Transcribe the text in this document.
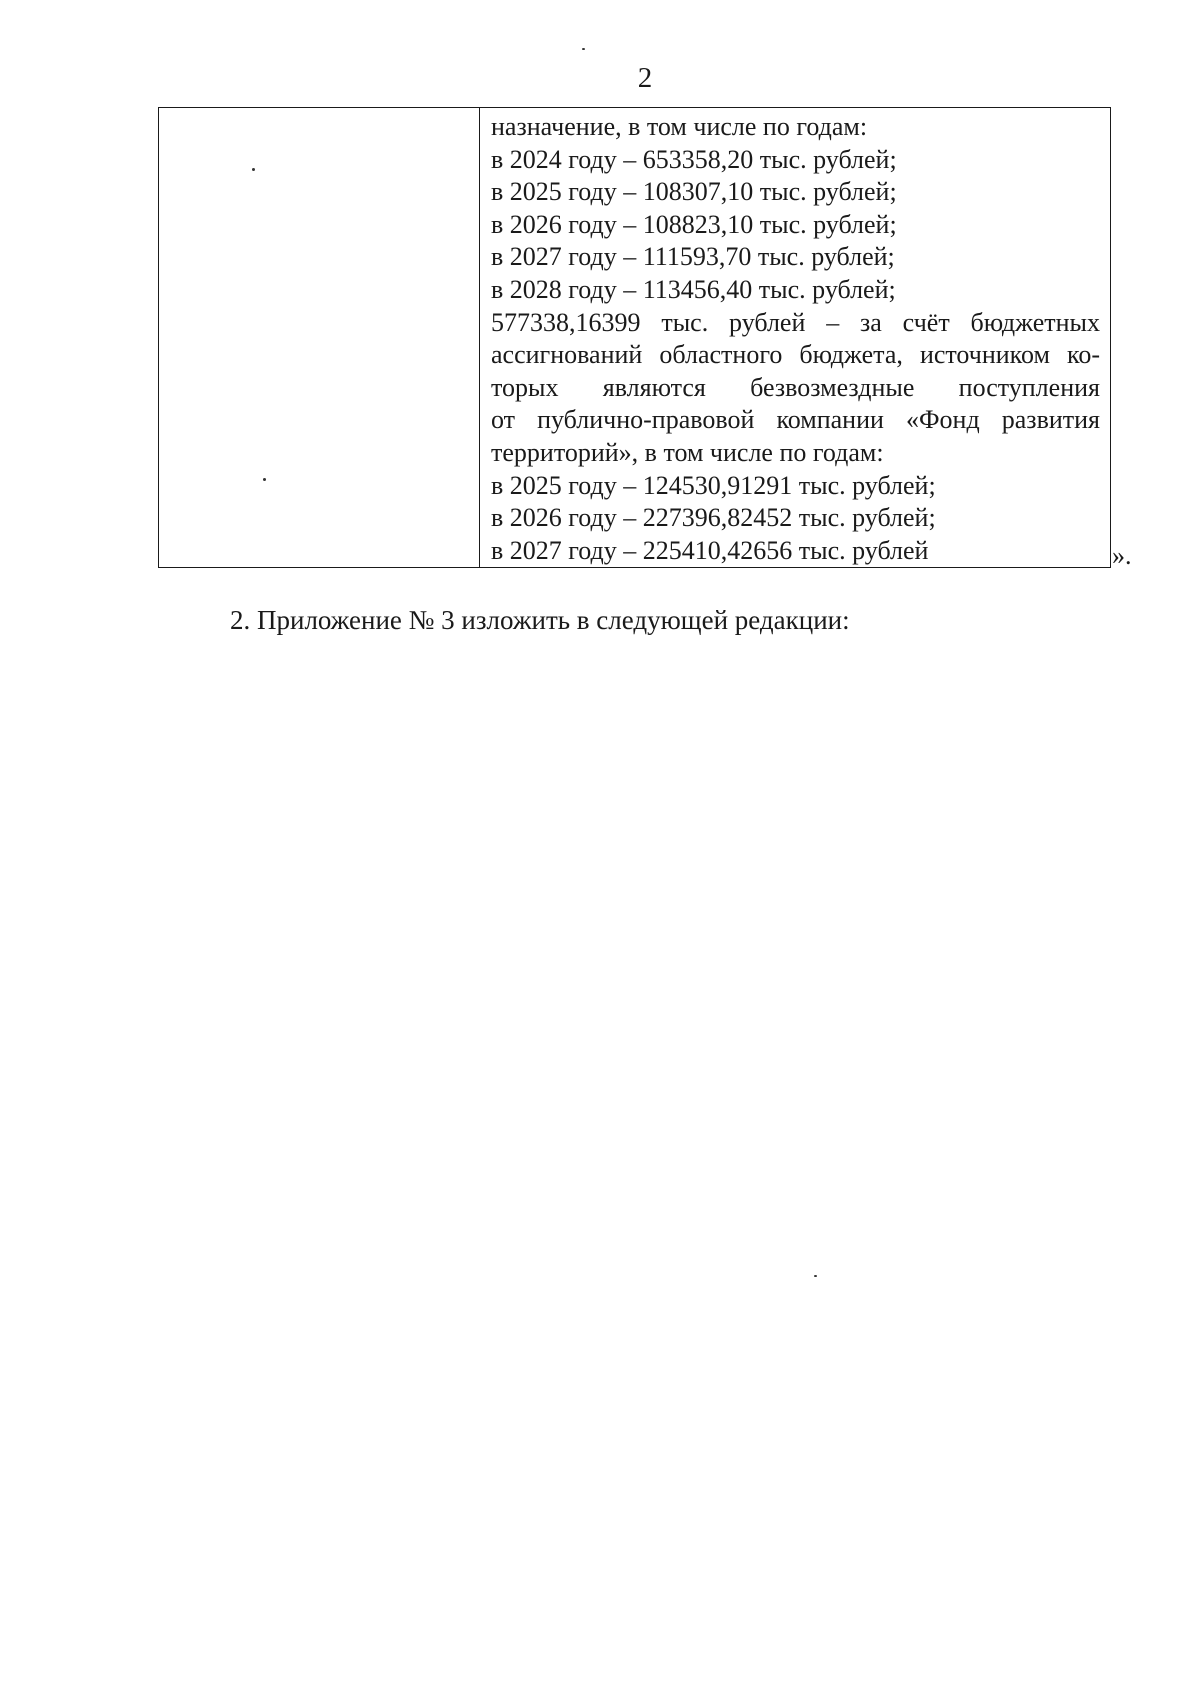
2
назначение, в том числе по годам:
в 2024 году – 653358,20 тыс. рублей;
в 2025 году – 108307,10 тыс. рублей;
в 2026 году – 108823,10 тыс. рублей;
в 2027 году – 111593,70 тыс. рублей;
в 2028 году – 113456,40 тыс. рублей;
577338,16399 тыс. рублей – за счёт бюджетных
ассигнований областного бюджета, источником ко-
торых являются безвозмездные поступления
от публично-правовой компании «Фонд развития
территорий», в том числе по годам:
в 2025 году – 124530,91291 тыс. рублей;
в 2026 году – 227396,82452 тыс. рублей;
в 2027 году – 225410,42656 тыс. рублей	».
2. Приложение № 3 изложить в следующей редакции:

STATED GOAL: Without the pictures, repeat the listing above exactly.

RESULT:
Transcribe the text in this document.
2
назначение, в том числе по годам:
в 2024 году – 653358,20 тыс. рублей;
в 2025 году – 108307,10 тыс. рублей;
в 2026 году – 108823,10 тыс. рублей;
в 2027 году – 111593,70 тыс. рублей;
в 2028 году – 113456,40 тыс. рублей;
577338,16399 тыс. рублей – за счёт бюджетных
ассигнований областного бюджета, источником ко-
торых являются безвозмездные поступления
от публично-правовой компании «Фонд развития
территорий», в том числе по годам:
в 2025 году – 124530,91291 тыс. рублей;
в 2026 году – 227396,82452 тыс. рублей;
в 2027 году – 225410,42656 тыс. рублей	».
2. Приложение № 3 изложить в следующей редакции:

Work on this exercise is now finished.